## [RECORD SET]
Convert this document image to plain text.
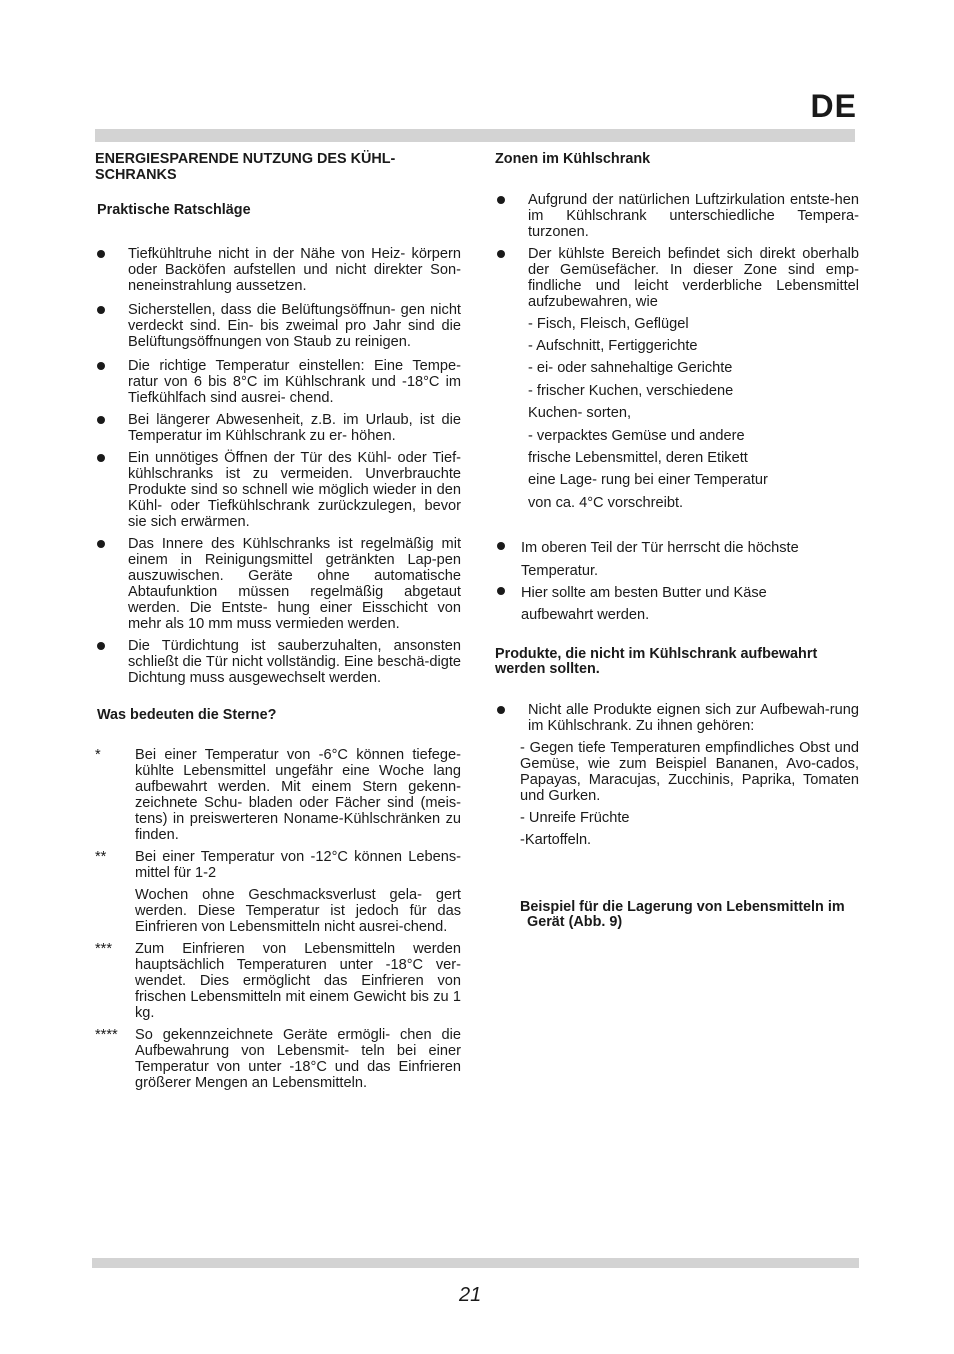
DE
ENERGIESPARENDE NUTZUNG DES KÜHL-
SCHRANKS
Praktische Ratschläge
Tiefkühltruhe nicht in der Nähe von Heiz- körpern oder Backöfen aufstellen und nicht direkter Son-neneinstrahlung aussetzen.
Sicherstellen, dass die Belüftungsöffnun- gen nicht verdeckt sind. Ein- bis zweimal pro Jahr sind die Belüftungsöffnungen von Staub zu reinigen.
Die richtige Temperatur einstellen: Eine Tempe-ratur von 6 bis 8°C im Kühlschrank und -18°C im Tiefkühlfach sind ausrei- chend.
Bei längerer Abwesenheit, z.B. im Urlaub, ist die Temperatur im Kühlschrank zu er- höhen.
Ein unnötiges Öffnen der Tür des Kühl- oder Tief-kühlschranks ist zu vermeiden. Unverbrauchte Produkte sind so schnell wie möglich wieder in den Kühl- oder Tiefkühlschrank zurückzulegen, bevor sie sich erwärmen.
Das Innere des Kühlschranks ist regelmäßig mit einem in Reinigungsmittel getränkten Lap-pen auszuwischen. Geräte ohne automatische Abtaufunktion müssen regelmäßig abgetaut werden. Die Entste- hung einer Eisschicht von mehr als 10 mm muss vermieden werden.
Die Türdichtung ist sauberzuhalten, ansonsten schließt die Tür nicht vollständig. Eine beschä-digte Dichtung muss ausgewechselt werden.
Was bedeuten die Sterne?
*	Bei einer Temperatur von -6°C können tiefege-kühlte Lebensmittel ungefähr eine Woche lang aufbewahrt werden. Mit einem Stern gekenn-zeichnete Schu- bladen oder Fächer sind (meis-tens) in preiswerteren Noname-Kühlschränken zu finden.
**	Bei einer Temperatur von -12°C können Lebens-mittel für 1-2
Wochen ohne Geschmacksverlust gela- gert werden. Diese Temperatur ist jedoch für das Einfrieren von Lebensmitteln nicht ausrei-chend.
***	Zum Einfrieren von Lebensmitteln werden hauptsächlich Temperaturen unter -18°C ver-wendet. Dies ermöglicht das Einfrieren von frischen Lebensmitteln mit einem Gewicht bis zu 1 kg.
****	So gekennzeichnete Geräte ermögli- chen die Aufbewahrung von Lebensmit- teln bei einer Temperatur von unter -18°C und das Einfrieren größerer Mengen an Lebensmitteln.
Zonen im Kühlschrank
Aufgrund der natürlichen Luftzirkulation entste-hen im Kühlschrank unterschiedliche Tempera-turzonen.
Der kühlste Bereich befindet sich direkt oberhalb der Gemüsefächer. In dieser Zone sind emp-findliche und leicht verderbliche Lebensmittel aufzubewahren, wie
- Fisch, Fleisch, Geflügel
- Aufschnitt, Fertiggerichte
- ei- oder sahnehaltige Gerichte
- frischer Kuchen, verschiedene
Kuchen- sorten,
- verpacktes Gemüse und andere
frische Lebensmittel, deren Etikett
eine Lage- rung bei einer Temperatur
von ca. 4°C vorschreibt.
Im oberen Teil der Tür herrscht die höchste
Temperatur.
Hier sollte am besten Butter und Käse
aufbewahrt werden.
Produkte, die nicht im Kühlschrank aufbewahrt werden sollten.
Nicht alle Produkte eignen sich zur Aufbewah-rung im Kühlschrank. Zu ihnen gehören:
- Gegen tiefe Temperaturen empfindliches Obst und Gemüse, wie zum Beispiel Bananen, Avo-cados, Papayas, Maracujas, Zucchinis, Paprika, Tomaten und Gurken.
- Unreife Früchte
-Kartoffeln.
Beispiel für die Lagerung von Lebensmitteln im Gerät (Abb. 9)
21
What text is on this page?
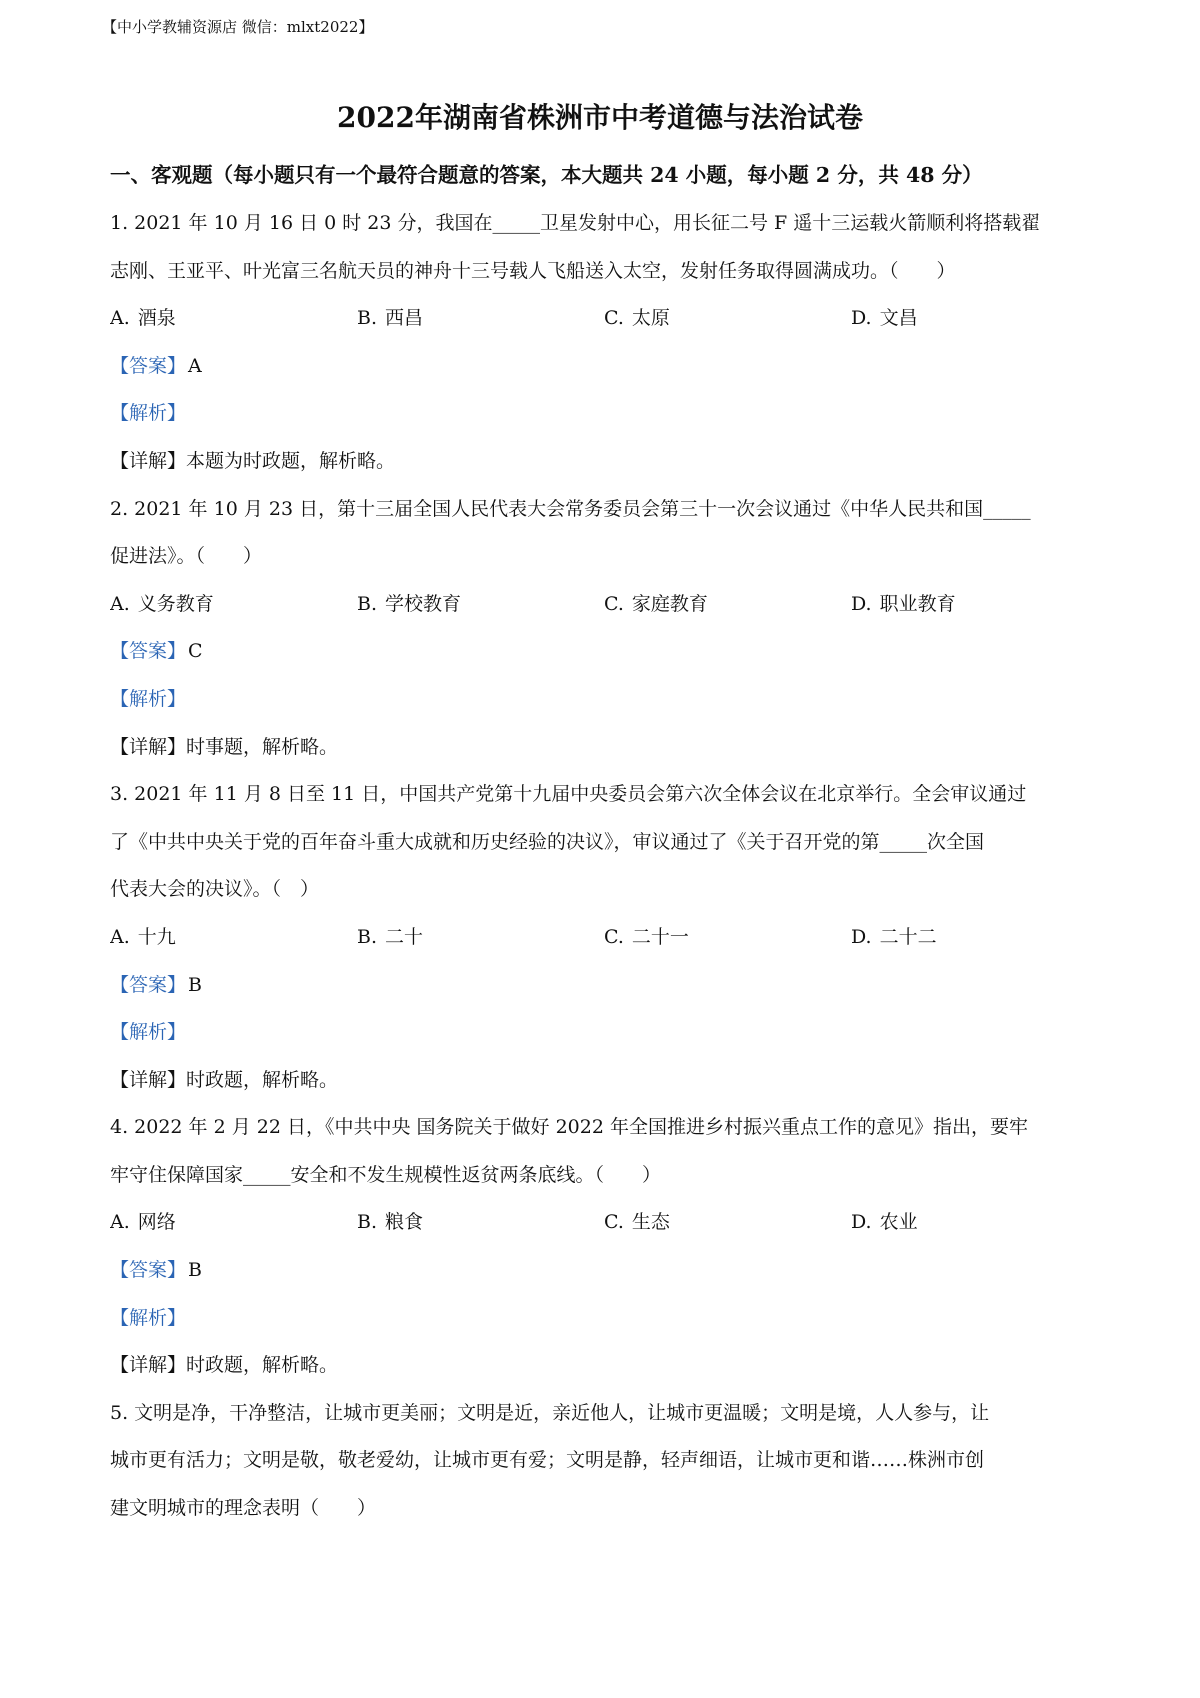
【中小学教辅资源店 微信：mlxt2022】
2022年湖南省株洲市中考道德与法治试卷
一、客观题（每小题只有一个最符合题意的答案，本大题共 24 小题，每小题 2 分，共 48 分）
1. 2021 年 10 月 16 日 0 时 23 分，我国在_____卫星发射中心，用长征二号 F 遥十三运载火箭顺利将搭载翟
志刚、王亚平、叶光富三名航天员的神舟十三号载人飞船送入太空，发射任务取得圆满成功。（　　）
A. 酒泉	B. 西昌	C. 太原	D. 文昌
【答案】 A
【解析】
【详解】本题为时政题，解析略。
2. 2021 年 10 月 23 日，第十三届全国人民代表大会常务委员会第三十一次会议通过《中华人民共和国_____
促进法》。（　　）
A. 义务教育	B. 学校教育	C. 家庭教育	D. 职业教育
【答案】 C
【解析】
【详解】时事题，解析略。
3. 2021 年 11 月 8 日至 11 日，中国共产党第十九届中央委员会第六次全体会议在北京举行。全会审议通过
了《中共中央关于党的百年奋斗重大成就和历史经验的决议》，审议通过了《关于召开党的第_____次全国
代表大会的决议》。（　）
A. 十九	B. 二十	C. 二十一	D. 二十二
【答案】 B
【解析】
【详解】时政题，解析略。
4. 2022 年 2 月 22 日，《中共中央 国务院关于做好 2022 年全国推进乡村振兴重点工作的意见》指出，要牢
牢守住保障国家_____安全和不发生规模性返贫两条底线。（　　）
A. 网络	B. 粮食	C. 生态	D. 农业
【答案】 B
【解析】
【详解】时政题，解析略。
5. 文明是净，干净整洁，让城市更美丽；文明是近，亲近他人，让城市更温暖；文明是境，人人参与，让
城市更有活力；文明是敬，敬老爱幼，让城市更有爱；文明是静，轻声细语，让城市更和谐……株洲市创
建文明城市的理念表明（　　）
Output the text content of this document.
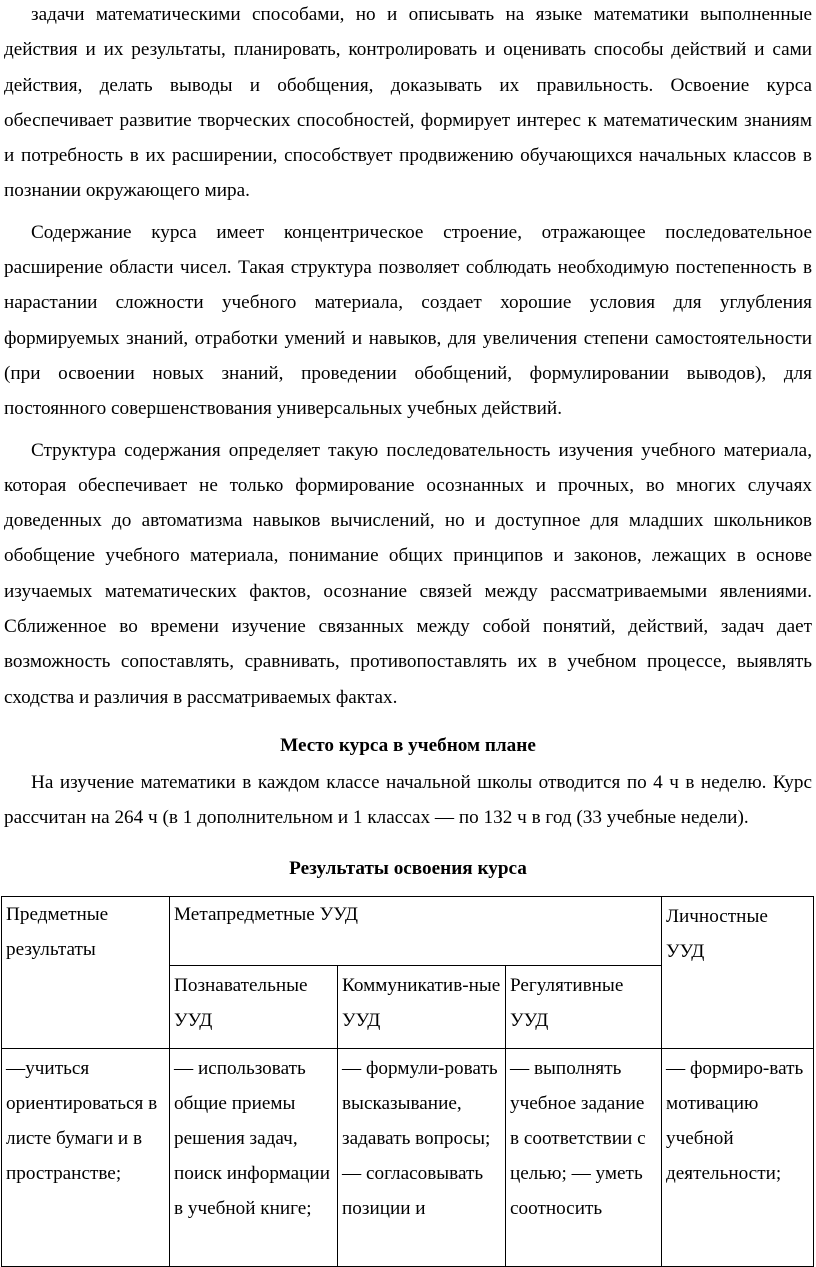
задачи математическими способами, но и описывать на языке математики выполненные действия и их результаты, планировать, контролировать и оценивать способы действий и сами действия, делать выводы и обобщения, доказывать их правильность. Освоение курса обеспечивает развитие творческих способностей, формирует интерес к математическим знаниям и потребность в их расширении, способствует продвижению обучающихся начальных классов в познании окружающего мира.

Содержание курса имеет концентрическое строение, отражающее последовательное расширение области чисел. Такая структура позволяет соблюдать необходимую постепенность в нарастании сложности учебного материала, создает хорошие условия для углубления формируемых знаний, отработки умений и навыков, для увеличения степени самостоятельности (при освоении новых знаний, проведении обобщений, формулировании выводов), для постоянного совершенствования универсальных учебных действий.

Структура содержания определяет такую последовательность изучения учебного материала, которая обеспечивает не только формирование осознанных и прочных, во многих случаях доведенных до автоматизма навыков вычислений, но и доступное для младших школьников обобщение учебного материала, понимание общих принципов и законов, лежащих в основе изучаемых математических фактов, осознание связей между рассматриваемыми явлениями. Сближенное во времени изучение связанных между собой понятий, действий, задач дает возможность сопоставлять, сравнивать, противопоставлять их в учебном процессе, выявлять сходства и различия в рассматриваемых фактах.

Место курса в учебном плане

На изучение математики в каждом классе начальной школы отводится по 4 ч в неделю. Курс рассчитан на 264 ч (в 1 дополнительном и 1 классах — по 132 ч в год (33 учебные недели).

Результаты освоения курса
Предметные результаты	Метапредметные УУД			Личностные УУД
	Познавательные УУД	Коммуникатив-ные УУД	Регулятивные УУД	
—учиться ориентироваться в листе бумаги и в пространстве;	— использовать общие приемы решения задач, поиск информации в учебной книге;	— формули-ровать высказывание, задавать вопросы; — согласовывать позиции и	— выполнять учебное задание в соответствии с целью; — уметь соотносить	— формиро-вать мотивацию учебной деятельности;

## [SHORT EXERCISE]
In the entries above, find each line with the word "einer" and show it.

## [TASK RESULT]
Das Innere des Kühlschranks ist regelmäßig mit einem in Reinigungsmittel getränkten Lap-pen auszuwischen. Geräte ohne automatische Abtaufunktion müssen regelmäßig abgetaut werden. Die Entste- hung einer Eisschicht von mehr als 10 mm muss vermieden werden.
*	Bei einer Temperatur von -6°C können tiefege-kühlte Lebensmittel ungefähr eine Woche lang aufbewahrt werden. Mit einem Stern gekenn-zeichnete Schu- bladen oder Fächer sind (meis-tens) in preiswerteren Noname-Kühlschränken zu finden.
**	Bei einer Temperatur von -12°C können Lebens-mittel für 1-2
****	So gekennzeichnete Geräte ermögli- chen die Aufbewahrung von Lebensmit- teln bei einer Temperatur von unter -18°C und das Einfrieren größerer Mengen an Lebensmitteln.
eine Lage- rung bei einer Temperatur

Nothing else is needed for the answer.